- [Task requirements]: Write out each line of the material again, word for word.

(Collected data)
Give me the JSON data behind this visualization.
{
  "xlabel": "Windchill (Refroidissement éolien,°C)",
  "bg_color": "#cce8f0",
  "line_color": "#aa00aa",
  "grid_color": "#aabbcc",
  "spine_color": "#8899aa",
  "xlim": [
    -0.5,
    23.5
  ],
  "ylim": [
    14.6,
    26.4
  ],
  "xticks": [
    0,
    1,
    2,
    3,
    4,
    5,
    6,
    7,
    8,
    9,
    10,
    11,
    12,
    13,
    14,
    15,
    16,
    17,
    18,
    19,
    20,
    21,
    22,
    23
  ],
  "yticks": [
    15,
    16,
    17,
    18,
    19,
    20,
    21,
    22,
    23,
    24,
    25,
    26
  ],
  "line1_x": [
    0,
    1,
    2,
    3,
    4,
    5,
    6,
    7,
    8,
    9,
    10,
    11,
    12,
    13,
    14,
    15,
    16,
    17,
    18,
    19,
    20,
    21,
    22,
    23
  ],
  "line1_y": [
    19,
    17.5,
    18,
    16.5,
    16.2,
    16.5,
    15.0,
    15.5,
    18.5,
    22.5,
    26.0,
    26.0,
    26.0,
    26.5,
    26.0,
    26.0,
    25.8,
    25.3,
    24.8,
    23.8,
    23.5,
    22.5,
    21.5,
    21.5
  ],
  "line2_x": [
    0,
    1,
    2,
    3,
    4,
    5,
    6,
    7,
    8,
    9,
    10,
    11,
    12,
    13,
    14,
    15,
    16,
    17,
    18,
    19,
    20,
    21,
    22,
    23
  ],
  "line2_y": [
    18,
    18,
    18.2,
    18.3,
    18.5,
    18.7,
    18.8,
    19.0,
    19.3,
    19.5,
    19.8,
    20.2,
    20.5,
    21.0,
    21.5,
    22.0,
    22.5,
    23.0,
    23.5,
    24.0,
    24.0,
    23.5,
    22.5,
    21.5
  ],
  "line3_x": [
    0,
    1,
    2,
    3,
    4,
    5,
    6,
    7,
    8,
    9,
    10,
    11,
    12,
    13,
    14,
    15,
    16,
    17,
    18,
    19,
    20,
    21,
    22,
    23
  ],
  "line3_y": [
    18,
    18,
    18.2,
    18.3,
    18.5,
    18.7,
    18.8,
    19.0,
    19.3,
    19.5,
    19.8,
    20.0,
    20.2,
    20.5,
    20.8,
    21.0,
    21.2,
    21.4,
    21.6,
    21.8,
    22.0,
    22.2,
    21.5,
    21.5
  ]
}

- [Response to this task]:
Give me the JSON data behind this visualization.
{
  "xlabel": "Windchill (Refroidissement éolien,°C)",
  "bg_color": "#cce8f0",
  "line_color": "#aa00aa",
  "grid_color": "#aabbcc",
  "spine_color": "#8899aa",
  "xlim": [
    -0.5,
    23.5
  ],
  "ylim": [
    14.6,
    26.4
  ],
  "xticks": [
    0,
    1,
    2,
    3,
    4,
    5,
    6,
    7,
    8,
    9,
    10,
    11,
    12,
    13,
    14,
    15,
    16,
    17,
    18,
    19,
    20,
    21,
    22,
    23
  ],
  "yticks": [
    15,
    16,
    17,
    18,
    19,
    20,
    21,
    22,
    23,
    24,
    25,
    26
  ],
  "line1_x": [
    0,
    1,
    2,
    3,
    4,
    5,
    6,
    7,
    8,
    9,
    10,
    11,
    12,
    13,
    14,
    15,
    16,
    17,
    18,
    19,
    20,
    21,
    22,
    23
  ],
  "line1_y": [
    19,
    17.5,
    18,
    16.5,
    16.2,
    16.5,
    15.0,
    15.5,
    18.5,
    22.5,
    26.0,
    26.0,
    26.0,
    26.5,
    26.0,
    26.0,
    25.8,
    25.3,
    24.8,
    23.8,
    23.5,
    22.5,
    21.5,
    21.5
  ],
  "line2_x": [
    0,
    1,
    2,
    3,
    4,
    5,
    6,
    7,
    8,
    9,
    10,
    11,
    12,
    13,
    14,
    15,
    16,
    17,
    18,
    19,
    20,
    21,
    22,
    23
  ],
  "line2_y": [
    18,
    18,
    18.2,
    18.3,
    18.5,
    18.7,
    18.8,
    19.0,
    19.3,
    19.5,
    19.8,
    20.2,
    20.5,
    21.0,
    21.5,
    22.0,
    22.5,
    23.0,
    23.5,
    24.0,
    24.0,
    23.5,
    22.5,
    21.5
  ],
  "line3_x": [
    0,
    1,
    2,
    3,
    4,
    5,
    6,
    7,
    8,
    9,
    10,
    11,
    12,
    13,
    14,
    15,
    16,
    17,
    18,
    19,
    20,
    21,
    22,
    23
  ],
  "line3_y": [
    18,
    18,
    18.2,
    18.3,
    18.5,
    18.7,
    18.8,
    19.0,
    19.3,
    19.5,
    19.8,
    20.0,
    20.2,
    20.5,
    20.8,
    21.0,
    21.2,
    21.4,
    21.6,
    21.8,
    22.0,
    22.2,
    21.5,
    21.5
  ]
}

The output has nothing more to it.